TASK TO COMPLETE: Across the entries below, how many lines contain the word "φιλοσοφική"? Give the number alone.

_ _ _ _ _

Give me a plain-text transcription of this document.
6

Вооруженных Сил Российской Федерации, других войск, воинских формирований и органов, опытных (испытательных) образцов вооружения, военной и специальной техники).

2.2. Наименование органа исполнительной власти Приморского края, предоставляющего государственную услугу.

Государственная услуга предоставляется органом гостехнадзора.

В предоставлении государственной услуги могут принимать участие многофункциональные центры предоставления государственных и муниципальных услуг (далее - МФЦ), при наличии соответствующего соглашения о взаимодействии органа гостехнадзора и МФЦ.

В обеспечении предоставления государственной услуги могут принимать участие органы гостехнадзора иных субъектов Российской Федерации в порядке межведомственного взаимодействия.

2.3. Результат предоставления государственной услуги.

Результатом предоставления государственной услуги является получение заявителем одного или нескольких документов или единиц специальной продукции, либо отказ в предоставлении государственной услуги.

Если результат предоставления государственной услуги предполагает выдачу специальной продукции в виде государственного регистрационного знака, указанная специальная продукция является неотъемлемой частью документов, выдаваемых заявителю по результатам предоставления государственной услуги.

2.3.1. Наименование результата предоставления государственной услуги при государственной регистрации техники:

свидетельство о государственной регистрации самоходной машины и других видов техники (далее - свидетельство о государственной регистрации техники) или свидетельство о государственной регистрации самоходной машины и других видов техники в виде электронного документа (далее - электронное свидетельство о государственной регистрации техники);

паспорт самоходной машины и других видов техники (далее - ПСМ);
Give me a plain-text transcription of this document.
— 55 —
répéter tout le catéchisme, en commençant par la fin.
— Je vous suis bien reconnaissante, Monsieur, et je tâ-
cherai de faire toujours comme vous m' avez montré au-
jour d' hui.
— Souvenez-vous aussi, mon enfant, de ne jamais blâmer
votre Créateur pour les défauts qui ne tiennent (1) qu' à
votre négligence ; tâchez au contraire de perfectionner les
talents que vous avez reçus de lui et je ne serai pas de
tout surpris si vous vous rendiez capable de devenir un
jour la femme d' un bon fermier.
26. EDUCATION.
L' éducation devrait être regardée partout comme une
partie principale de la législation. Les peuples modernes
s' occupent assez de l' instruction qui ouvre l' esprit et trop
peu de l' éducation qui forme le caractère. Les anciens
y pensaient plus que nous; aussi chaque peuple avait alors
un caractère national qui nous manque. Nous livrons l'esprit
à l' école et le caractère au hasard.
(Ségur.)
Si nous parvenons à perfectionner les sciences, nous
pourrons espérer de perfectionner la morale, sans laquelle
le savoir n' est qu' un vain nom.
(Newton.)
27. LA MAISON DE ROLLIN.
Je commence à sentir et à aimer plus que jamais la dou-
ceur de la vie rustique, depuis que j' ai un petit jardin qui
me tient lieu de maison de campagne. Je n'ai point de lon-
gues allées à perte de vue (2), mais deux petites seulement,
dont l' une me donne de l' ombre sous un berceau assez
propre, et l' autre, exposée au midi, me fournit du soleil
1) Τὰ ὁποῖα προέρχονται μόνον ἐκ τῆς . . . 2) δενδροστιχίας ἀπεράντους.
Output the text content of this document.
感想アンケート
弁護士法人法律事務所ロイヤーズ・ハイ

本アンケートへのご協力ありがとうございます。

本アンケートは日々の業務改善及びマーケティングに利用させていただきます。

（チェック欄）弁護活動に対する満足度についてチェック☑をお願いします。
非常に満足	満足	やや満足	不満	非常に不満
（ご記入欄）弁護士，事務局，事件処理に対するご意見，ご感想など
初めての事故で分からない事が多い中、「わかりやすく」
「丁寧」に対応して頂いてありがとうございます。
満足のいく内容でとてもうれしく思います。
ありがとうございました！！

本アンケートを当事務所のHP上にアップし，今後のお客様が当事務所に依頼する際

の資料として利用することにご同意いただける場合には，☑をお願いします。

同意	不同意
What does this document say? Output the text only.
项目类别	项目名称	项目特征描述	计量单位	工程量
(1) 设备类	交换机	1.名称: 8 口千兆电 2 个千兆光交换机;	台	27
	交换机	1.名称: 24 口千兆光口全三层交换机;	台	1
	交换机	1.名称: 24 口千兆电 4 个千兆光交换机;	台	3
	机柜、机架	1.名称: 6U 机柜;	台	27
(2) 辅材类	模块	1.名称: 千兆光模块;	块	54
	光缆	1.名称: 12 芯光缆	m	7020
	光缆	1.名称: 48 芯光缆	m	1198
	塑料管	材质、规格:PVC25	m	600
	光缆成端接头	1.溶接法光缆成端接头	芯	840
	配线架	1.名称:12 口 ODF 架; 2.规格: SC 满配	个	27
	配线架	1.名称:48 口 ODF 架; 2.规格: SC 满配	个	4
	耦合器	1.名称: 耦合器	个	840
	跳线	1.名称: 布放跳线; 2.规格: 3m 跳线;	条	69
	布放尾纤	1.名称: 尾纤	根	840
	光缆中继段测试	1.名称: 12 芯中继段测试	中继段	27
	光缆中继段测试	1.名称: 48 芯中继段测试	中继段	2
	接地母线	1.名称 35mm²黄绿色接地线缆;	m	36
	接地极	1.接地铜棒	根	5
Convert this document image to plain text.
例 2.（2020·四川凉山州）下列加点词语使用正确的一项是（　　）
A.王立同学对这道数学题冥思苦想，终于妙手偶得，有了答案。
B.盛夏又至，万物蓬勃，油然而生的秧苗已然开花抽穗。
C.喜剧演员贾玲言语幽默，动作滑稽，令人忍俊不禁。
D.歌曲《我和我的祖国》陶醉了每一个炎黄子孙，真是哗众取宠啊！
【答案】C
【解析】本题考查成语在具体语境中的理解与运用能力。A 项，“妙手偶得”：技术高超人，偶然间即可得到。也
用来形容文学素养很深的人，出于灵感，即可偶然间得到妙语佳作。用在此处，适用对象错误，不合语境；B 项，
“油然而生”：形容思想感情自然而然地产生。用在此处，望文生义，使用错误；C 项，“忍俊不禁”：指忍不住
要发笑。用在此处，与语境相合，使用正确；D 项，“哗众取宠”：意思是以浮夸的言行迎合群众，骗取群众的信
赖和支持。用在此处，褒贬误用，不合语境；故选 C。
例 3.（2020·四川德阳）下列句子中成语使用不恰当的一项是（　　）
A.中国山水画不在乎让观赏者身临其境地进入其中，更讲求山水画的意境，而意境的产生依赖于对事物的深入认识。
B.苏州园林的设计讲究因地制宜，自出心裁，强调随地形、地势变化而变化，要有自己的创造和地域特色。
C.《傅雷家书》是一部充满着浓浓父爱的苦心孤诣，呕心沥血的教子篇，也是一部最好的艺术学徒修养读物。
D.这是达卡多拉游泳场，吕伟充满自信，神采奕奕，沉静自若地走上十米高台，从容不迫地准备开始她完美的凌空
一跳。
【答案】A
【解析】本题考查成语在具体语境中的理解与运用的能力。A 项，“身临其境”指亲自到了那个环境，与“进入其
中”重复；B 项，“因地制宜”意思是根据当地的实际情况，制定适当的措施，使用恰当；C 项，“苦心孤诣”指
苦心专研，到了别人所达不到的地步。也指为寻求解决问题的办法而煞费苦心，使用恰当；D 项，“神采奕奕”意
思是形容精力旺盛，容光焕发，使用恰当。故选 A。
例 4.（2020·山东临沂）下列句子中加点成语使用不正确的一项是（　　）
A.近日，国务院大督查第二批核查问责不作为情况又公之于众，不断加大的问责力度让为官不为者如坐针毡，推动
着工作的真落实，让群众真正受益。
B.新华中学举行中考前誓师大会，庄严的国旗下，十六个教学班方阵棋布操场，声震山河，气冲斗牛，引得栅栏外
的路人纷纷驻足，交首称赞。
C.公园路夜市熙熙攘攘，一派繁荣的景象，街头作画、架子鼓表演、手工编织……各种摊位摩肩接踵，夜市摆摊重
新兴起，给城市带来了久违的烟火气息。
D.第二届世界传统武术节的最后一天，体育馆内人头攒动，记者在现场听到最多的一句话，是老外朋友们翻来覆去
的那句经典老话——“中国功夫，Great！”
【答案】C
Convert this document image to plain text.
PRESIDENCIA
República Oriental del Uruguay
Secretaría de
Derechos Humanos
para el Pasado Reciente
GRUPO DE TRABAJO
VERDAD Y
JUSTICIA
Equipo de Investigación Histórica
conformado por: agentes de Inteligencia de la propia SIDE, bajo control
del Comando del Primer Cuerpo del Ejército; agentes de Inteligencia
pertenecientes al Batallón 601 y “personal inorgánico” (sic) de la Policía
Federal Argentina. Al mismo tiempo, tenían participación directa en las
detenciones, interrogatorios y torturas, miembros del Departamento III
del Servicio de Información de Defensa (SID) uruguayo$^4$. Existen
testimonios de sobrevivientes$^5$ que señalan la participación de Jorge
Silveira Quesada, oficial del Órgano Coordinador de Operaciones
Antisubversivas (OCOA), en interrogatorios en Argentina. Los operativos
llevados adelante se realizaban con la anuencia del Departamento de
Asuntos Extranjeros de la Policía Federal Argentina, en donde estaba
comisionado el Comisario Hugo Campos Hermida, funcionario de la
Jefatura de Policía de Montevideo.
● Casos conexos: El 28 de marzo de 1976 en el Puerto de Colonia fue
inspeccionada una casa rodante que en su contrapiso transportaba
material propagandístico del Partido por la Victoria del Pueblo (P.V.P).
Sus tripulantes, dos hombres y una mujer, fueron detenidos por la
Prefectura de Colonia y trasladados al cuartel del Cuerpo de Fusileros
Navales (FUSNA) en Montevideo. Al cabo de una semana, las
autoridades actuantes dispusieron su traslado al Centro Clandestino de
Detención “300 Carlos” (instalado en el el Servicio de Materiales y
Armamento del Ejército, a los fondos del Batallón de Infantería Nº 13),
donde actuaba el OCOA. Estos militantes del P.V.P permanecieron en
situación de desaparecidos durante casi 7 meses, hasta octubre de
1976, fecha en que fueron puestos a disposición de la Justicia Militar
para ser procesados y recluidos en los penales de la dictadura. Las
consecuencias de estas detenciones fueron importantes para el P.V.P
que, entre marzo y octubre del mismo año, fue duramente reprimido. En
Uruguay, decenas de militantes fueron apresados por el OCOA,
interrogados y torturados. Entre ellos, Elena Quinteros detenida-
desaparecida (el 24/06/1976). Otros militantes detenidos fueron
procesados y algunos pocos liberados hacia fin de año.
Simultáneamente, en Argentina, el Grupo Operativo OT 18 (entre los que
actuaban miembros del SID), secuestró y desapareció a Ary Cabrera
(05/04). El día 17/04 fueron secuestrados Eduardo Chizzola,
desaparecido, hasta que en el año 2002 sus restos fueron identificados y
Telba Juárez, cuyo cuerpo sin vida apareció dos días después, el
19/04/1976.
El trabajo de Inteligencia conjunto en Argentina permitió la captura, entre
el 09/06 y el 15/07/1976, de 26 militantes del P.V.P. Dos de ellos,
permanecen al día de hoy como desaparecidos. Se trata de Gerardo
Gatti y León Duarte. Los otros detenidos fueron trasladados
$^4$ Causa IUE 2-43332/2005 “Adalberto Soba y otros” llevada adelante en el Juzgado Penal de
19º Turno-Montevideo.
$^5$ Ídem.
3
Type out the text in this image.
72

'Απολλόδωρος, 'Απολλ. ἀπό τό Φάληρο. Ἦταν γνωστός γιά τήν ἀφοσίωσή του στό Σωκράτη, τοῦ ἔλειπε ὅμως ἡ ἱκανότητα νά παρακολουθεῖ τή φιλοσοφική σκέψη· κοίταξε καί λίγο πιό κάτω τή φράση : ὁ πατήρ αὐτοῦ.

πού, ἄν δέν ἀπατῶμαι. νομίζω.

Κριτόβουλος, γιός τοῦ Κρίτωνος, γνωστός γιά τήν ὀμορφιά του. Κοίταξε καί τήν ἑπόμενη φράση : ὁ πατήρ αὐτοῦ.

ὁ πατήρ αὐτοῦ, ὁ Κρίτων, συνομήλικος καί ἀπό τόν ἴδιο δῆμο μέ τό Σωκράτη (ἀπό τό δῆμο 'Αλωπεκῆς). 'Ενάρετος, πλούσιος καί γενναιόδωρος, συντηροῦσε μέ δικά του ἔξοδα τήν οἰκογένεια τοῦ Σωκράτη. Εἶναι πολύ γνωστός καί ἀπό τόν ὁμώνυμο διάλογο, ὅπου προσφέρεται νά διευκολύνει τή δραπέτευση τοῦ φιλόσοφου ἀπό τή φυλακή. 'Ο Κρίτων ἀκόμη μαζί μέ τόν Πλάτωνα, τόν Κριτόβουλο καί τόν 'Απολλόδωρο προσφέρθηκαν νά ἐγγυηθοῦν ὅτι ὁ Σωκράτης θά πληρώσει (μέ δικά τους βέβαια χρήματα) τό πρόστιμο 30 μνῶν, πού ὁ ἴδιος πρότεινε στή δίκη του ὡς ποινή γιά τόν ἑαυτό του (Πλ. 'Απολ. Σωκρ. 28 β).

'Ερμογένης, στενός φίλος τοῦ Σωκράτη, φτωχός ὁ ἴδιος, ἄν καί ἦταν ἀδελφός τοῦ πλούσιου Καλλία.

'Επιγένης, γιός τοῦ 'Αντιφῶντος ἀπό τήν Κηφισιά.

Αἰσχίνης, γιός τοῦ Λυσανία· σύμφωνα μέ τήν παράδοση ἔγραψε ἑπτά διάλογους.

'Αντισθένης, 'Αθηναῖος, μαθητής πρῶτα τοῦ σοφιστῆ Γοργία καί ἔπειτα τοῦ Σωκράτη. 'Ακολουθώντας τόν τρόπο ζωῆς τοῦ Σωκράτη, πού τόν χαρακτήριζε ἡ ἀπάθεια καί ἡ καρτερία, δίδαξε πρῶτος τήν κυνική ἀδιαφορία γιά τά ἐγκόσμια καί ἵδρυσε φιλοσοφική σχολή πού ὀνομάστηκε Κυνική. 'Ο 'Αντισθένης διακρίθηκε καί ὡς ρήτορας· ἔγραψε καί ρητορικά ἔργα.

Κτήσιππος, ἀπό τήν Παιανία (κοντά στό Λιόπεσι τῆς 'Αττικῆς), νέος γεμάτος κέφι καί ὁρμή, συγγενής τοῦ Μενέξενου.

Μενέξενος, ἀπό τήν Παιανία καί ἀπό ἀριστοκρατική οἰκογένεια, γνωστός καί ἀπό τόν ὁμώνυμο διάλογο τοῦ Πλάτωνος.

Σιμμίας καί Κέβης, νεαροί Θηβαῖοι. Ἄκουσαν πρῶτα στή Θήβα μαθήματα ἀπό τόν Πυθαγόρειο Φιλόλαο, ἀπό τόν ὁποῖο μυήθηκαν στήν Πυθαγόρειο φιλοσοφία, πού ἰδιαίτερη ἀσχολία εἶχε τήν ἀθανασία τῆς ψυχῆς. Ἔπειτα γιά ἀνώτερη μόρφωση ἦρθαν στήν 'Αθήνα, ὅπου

_ _ _ _ _

TASK ANSWER: 2